▸ **Entries with figure data**:
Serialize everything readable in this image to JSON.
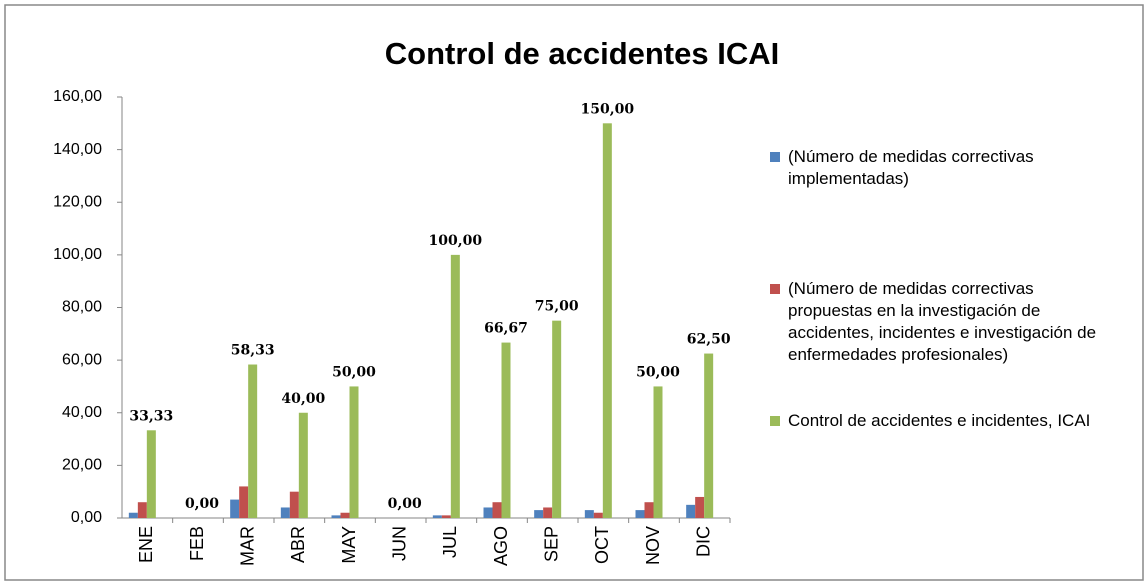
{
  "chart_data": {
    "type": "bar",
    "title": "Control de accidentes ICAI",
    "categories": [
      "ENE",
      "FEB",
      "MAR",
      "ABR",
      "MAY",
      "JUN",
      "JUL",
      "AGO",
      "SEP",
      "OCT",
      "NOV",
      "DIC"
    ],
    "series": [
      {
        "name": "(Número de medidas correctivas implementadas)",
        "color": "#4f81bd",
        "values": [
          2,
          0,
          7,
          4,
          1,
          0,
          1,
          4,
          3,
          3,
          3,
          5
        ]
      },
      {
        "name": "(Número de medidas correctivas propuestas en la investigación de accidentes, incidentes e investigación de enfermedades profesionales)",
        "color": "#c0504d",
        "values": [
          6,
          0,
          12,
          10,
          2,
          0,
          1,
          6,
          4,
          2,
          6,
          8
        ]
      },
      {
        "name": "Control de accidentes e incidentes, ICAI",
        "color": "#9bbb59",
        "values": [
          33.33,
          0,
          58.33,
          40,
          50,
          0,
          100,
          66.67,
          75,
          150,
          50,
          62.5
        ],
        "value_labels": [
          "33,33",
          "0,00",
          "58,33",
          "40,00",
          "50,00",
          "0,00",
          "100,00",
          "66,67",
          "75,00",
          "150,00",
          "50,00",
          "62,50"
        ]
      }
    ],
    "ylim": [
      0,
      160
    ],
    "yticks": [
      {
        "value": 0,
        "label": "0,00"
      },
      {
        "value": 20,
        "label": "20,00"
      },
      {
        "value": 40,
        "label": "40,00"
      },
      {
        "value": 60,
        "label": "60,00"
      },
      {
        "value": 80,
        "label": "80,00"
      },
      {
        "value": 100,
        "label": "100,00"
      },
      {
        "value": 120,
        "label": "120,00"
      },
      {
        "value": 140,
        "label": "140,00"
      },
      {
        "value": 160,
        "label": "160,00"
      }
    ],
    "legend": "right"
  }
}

...

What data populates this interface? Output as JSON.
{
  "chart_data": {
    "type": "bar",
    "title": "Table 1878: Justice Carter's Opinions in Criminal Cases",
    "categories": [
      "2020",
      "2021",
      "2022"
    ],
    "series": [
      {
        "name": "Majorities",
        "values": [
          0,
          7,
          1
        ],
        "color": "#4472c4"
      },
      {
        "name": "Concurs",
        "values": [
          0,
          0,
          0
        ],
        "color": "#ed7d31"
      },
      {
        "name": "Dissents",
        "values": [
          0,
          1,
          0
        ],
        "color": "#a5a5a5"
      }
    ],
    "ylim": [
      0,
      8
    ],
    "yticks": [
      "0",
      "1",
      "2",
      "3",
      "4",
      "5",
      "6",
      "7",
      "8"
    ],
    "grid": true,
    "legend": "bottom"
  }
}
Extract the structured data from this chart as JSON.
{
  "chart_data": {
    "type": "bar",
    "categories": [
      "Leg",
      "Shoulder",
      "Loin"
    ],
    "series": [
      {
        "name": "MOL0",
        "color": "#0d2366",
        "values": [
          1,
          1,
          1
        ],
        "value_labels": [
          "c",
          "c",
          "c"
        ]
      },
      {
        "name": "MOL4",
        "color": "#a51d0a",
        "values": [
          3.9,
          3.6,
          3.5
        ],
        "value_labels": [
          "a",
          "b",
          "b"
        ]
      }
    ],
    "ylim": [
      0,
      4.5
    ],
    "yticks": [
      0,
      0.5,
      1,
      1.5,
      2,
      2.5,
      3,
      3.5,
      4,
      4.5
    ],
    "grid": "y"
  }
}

▸ **Task details**:
The required answer is a single number: the count of lines in the entries that hold the string "medidas".

▸ **Final result**:
2